• _To-do list_
- a) Output the passage of the forum thread about a tech bubble starting with "There is no bubble. There" and going on through "really irks me.".
- b) Translate this sentence from the forum thread about a tech bubble into Spanish: "There is definitely a bubble forming."
- c) Take the forum thread about Facebook's valuation and a possible bubble further from the point where it stops.

• _Quoted text_
· · ·
There is no bubble. There is no bubble. There is no — oops. - bdfh42
http://realdanlyons.com/blog/2008/10/20/there-is-no-bubble-there-is-no-bubble-there-is-no-oops/

======
kwamenum86
There is definitely a bubble forming. Look no further than Facebook, a company
with a multi-billion dollar valuation, negative revenues, and no business
model in sight. CEO Zuckerburg says that for the next few years he is more
worried about growth than turning a profit...well he can say that because he
has a healthy cash reserve and therefore the time to come up with a business
model. So for at least 3 more years their plan is to lose 50+ mil a year while
they come up with a way to make it all back. This is an example Google set
that everyone else seems to be content to follow. That is why fb's valuation
really irks me.
· · ·
• _Supplied entries_
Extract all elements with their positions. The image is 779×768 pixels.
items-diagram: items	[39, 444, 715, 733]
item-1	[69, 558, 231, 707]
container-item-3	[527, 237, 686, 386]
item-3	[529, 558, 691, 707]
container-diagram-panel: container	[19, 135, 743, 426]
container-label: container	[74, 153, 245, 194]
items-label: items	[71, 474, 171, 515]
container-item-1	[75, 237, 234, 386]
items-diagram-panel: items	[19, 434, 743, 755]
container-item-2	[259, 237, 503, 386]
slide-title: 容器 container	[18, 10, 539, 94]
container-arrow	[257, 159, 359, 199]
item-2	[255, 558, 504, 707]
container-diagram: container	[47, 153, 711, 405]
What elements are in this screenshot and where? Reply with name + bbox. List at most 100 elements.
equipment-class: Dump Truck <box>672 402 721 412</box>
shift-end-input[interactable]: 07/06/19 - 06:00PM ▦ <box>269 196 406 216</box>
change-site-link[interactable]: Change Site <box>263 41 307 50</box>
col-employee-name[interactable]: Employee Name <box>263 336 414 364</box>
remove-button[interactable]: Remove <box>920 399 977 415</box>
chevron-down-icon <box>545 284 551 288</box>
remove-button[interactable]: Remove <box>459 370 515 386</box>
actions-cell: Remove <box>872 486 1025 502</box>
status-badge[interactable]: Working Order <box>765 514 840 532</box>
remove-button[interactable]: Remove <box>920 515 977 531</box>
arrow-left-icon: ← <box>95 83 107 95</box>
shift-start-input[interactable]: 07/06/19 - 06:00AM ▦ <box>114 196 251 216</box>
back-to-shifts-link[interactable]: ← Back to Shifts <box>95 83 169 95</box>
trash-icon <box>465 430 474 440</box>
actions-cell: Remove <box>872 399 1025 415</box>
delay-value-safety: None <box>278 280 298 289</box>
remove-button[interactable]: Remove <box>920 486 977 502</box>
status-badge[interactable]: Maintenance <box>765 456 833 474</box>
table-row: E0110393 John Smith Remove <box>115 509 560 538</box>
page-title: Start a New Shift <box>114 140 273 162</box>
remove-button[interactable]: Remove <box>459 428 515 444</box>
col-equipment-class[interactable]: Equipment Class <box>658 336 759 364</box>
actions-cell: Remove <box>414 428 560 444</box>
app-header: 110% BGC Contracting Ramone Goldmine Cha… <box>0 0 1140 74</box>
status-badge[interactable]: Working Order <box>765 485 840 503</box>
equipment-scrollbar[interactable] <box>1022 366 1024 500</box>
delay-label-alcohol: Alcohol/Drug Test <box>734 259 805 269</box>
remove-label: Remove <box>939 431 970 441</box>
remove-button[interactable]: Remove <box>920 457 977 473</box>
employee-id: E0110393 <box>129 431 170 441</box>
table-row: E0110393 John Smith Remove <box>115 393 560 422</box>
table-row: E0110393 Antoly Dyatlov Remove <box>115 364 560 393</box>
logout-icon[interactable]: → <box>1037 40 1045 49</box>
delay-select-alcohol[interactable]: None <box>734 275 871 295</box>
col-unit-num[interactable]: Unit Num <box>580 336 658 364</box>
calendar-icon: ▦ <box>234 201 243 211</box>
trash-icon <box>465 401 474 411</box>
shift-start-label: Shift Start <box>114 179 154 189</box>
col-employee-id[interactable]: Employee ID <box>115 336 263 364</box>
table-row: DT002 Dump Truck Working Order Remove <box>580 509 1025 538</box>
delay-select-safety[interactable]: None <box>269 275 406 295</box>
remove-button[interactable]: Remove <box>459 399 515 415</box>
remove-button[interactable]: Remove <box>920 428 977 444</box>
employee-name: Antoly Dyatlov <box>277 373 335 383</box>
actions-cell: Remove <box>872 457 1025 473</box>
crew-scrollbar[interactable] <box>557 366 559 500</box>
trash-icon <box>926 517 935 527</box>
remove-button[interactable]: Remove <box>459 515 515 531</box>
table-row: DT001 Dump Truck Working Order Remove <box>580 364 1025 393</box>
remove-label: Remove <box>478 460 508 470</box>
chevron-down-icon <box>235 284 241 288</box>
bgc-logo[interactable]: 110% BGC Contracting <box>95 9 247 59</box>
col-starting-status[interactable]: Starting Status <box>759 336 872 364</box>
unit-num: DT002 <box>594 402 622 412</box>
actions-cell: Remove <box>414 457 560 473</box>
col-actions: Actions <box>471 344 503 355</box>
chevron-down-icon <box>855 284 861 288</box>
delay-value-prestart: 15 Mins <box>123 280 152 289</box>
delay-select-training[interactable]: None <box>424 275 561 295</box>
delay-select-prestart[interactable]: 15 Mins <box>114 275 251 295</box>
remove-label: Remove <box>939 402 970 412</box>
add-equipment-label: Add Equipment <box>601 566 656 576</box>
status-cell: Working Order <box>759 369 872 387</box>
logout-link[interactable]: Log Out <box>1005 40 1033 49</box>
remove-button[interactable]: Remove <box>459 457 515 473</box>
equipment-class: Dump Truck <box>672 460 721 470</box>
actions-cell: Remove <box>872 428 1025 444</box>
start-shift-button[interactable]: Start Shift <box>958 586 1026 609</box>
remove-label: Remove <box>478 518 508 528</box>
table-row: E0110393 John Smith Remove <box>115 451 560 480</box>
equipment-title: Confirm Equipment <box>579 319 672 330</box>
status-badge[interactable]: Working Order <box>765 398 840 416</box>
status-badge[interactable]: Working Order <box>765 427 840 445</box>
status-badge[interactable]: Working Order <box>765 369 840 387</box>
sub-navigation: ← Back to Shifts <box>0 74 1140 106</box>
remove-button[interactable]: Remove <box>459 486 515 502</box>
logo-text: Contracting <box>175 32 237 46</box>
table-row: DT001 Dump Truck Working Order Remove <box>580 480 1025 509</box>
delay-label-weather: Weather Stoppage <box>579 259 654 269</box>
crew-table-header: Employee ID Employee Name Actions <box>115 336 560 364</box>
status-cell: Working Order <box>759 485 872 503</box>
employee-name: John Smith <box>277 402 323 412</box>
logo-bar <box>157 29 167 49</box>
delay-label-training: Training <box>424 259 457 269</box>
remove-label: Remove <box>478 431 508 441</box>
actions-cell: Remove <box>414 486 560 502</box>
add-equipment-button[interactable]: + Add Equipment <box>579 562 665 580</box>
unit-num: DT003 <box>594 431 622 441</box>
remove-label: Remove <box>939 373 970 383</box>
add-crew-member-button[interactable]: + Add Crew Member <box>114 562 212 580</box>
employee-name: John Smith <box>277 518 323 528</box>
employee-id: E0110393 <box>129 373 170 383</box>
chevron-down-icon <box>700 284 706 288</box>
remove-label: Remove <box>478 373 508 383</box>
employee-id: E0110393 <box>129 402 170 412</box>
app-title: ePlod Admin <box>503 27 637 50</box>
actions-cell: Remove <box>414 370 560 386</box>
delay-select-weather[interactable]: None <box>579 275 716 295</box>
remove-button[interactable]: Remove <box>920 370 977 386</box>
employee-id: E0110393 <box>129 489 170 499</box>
· · ·
• _Answers provided_
- a)
There is no bubble. There is no bubble. There is no — oops. - bdfh42
http://realdanlyons.com/blog/2008/10/20/there-is-no-bubble-there-is-no-bubble-there-is-no-oops/

======
kwamenum86
There is definitely a bubble forming. Look no further than Facebook, a company
with a multi-billion dollar valuation, negative revenues, and no business
model in sight. CEO Zuckerburg says that for the next few years he is more
worried about growth than turning a profit...well he can say that because he
has a healthy cash reserve and therefore the time to come up with a business
model. So for at least 3 more years their plan is to lose 50+ mil a year while
they come up with a way to make it all back. This is an example Google set
that everyone else seems to be content to follow. That is why fb's valuation
really irks me.

- b) Definitivamente se está formando una burbuja.

- c)
Even though Facebook is arguably the premiere social networking site in the
world they have been unable to figure out how to make money. It is one of the
big questions in the Web 2.0 world, especially with social networking- we have
users, now what?

Ironically, I think part of the reason they are so popular is because they
have no business model. Like many popular web sites, users can get a whole lot
of value for free. The magic advertising pixie dust dollars are disappearing
fast, so relying purely on serving ads is no longer viable (unless you are
Google). Running a simple web forum with a lot of users is one thing, but the
magnitude of data being shared on Facebook is unprecedented really, and
arguably should not be free.